Data items:
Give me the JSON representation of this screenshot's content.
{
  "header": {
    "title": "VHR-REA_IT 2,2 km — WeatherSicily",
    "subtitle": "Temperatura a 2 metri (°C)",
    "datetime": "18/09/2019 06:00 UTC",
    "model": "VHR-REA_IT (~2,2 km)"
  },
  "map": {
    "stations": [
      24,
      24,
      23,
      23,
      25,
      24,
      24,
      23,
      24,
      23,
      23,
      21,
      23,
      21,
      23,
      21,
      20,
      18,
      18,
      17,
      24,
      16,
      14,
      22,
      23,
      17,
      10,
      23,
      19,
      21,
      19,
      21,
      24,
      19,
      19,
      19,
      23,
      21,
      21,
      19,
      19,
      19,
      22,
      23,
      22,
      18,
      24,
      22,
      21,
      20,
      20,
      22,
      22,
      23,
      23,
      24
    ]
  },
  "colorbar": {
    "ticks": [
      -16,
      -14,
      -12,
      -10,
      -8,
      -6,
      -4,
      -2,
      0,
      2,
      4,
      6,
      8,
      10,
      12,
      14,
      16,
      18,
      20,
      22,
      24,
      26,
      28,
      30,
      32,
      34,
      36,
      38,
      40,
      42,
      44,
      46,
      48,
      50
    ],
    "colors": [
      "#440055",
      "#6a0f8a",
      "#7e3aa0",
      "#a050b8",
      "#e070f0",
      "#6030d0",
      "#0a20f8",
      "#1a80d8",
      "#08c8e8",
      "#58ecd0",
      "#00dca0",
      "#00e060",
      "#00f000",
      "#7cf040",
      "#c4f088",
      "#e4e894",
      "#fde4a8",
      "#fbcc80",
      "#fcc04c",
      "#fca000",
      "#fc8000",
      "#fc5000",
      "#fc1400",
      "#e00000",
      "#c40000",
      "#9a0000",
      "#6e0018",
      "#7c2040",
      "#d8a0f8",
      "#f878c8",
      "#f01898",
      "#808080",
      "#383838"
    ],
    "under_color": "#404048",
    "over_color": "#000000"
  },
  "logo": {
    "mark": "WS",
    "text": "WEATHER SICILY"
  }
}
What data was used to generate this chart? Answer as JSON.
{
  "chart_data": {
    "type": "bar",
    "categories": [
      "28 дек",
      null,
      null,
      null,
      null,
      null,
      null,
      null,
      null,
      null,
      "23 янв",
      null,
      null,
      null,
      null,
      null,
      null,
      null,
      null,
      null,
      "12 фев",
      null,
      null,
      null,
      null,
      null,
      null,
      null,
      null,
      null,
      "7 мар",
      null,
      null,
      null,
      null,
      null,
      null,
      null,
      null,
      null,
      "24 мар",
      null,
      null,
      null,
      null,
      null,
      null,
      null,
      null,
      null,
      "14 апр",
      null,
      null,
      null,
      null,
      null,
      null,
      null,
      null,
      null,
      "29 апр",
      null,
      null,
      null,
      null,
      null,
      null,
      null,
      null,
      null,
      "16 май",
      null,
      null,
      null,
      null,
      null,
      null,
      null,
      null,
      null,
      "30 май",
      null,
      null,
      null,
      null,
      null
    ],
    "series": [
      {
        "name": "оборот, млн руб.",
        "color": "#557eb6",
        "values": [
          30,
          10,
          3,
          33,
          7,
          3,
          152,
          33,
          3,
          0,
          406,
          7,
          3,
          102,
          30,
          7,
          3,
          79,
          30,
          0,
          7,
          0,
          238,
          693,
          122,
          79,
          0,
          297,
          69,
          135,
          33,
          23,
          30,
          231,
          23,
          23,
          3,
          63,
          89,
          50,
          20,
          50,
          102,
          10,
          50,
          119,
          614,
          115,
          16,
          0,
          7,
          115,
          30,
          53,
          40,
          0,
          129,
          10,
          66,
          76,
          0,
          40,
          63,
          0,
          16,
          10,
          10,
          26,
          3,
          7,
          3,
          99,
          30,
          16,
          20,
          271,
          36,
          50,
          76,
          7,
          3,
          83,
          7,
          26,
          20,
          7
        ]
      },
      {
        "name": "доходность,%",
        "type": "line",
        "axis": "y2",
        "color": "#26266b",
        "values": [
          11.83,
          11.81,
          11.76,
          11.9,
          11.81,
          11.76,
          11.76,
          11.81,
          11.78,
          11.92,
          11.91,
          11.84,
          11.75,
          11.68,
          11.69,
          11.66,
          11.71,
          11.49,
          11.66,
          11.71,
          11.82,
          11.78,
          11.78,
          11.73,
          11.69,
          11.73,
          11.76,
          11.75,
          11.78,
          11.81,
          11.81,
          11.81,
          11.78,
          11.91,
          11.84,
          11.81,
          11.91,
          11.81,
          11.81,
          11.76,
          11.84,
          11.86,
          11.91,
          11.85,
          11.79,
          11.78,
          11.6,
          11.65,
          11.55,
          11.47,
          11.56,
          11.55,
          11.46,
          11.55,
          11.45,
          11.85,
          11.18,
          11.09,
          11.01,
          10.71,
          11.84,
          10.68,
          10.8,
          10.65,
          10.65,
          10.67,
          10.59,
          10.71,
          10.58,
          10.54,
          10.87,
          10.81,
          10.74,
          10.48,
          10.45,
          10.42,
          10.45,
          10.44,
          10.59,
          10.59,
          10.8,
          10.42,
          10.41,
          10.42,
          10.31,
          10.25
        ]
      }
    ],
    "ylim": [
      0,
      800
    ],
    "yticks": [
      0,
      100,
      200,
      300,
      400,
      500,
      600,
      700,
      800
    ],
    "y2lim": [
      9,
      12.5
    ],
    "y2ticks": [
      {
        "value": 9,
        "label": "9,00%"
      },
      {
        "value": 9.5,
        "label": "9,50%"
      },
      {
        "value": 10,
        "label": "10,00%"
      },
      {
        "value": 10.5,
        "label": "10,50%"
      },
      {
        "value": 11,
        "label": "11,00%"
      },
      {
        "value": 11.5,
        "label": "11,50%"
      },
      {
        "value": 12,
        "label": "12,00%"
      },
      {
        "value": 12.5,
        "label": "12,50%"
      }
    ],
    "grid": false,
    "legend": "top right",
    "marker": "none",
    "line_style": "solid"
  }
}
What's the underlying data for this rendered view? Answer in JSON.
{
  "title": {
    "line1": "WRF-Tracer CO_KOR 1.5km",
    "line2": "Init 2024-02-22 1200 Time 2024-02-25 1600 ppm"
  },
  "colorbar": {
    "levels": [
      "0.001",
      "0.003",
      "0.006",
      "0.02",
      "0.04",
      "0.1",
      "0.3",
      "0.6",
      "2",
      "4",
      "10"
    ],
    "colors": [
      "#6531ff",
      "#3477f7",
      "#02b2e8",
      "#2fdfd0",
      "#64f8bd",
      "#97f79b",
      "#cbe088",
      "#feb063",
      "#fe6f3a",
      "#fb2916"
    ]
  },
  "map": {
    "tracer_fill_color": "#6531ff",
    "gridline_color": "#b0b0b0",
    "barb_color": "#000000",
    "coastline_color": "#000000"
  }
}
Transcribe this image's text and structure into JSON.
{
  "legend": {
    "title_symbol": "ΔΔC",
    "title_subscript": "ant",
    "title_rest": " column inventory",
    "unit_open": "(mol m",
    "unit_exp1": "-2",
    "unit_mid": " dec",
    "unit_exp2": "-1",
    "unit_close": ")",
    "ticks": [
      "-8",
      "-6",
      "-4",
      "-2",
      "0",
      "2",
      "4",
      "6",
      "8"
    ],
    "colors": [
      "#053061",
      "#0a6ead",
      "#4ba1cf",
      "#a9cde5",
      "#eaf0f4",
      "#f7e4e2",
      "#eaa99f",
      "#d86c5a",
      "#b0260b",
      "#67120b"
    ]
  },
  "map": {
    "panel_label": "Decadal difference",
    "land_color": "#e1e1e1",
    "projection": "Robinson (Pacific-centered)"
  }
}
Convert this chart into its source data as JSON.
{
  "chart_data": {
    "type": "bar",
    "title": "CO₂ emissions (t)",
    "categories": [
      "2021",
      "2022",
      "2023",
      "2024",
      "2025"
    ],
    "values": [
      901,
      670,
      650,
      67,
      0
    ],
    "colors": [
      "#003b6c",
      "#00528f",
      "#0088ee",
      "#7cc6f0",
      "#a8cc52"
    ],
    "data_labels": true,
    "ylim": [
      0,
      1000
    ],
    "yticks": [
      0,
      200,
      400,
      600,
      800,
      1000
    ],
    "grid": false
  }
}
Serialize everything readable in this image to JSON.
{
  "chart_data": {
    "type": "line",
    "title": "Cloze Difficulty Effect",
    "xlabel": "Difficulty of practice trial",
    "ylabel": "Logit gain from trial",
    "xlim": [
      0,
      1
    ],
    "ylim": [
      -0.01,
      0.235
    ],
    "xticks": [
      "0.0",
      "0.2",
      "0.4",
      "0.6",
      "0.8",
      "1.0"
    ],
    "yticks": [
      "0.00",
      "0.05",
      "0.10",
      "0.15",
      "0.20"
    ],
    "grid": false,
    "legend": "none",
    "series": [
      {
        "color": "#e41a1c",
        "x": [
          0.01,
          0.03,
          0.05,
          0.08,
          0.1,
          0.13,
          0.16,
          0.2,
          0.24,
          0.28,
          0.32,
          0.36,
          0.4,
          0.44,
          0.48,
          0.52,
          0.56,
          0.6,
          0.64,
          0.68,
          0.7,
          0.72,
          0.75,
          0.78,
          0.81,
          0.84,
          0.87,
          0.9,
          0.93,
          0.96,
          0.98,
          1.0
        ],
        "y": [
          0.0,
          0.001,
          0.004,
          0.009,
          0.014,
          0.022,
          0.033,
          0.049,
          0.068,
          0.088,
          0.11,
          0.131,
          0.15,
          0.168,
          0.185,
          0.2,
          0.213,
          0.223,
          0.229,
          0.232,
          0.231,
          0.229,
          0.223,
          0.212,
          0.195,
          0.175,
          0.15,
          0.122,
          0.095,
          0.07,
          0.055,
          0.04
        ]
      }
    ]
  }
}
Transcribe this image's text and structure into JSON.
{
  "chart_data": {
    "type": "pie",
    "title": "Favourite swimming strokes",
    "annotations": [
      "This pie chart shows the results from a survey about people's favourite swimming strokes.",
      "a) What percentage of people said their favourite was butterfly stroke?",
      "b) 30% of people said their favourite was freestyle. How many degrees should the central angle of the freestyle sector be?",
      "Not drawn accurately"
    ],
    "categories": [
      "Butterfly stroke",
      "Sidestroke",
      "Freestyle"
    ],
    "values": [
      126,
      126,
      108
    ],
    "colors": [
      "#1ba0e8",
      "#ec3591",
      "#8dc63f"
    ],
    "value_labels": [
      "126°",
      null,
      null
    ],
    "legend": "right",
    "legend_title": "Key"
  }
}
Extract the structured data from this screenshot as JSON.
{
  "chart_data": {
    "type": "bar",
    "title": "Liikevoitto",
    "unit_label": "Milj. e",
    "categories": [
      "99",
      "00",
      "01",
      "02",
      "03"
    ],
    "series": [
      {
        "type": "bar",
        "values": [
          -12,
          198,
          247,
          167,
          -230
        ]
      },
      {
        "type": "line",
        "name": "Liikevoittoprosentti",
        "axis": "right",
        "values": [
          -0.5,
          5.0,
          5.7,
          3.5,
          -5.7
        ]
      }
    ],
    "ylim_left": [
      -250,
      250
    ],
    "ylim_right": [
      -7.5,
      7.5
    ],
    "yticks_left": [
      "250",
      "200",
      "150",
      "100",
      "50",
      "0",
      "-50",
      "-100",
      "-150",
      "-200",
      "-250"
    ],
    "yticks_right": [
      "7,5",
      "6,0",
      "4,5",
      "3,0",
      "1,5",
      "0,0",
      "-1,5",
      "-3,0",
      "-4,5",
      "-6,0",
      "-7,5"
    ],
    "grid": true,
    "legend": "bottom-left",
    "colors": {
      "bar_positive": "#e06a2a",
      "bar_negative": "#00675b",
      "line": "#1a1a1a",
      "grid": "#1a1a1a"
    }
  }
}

### Work instructions
From the entries above, copy every line where the word "Difficulty" shows up.

### Task answer
    "title": "Cloze Difficulty Effect",
    "xlabel": "Difficulty of practice trial",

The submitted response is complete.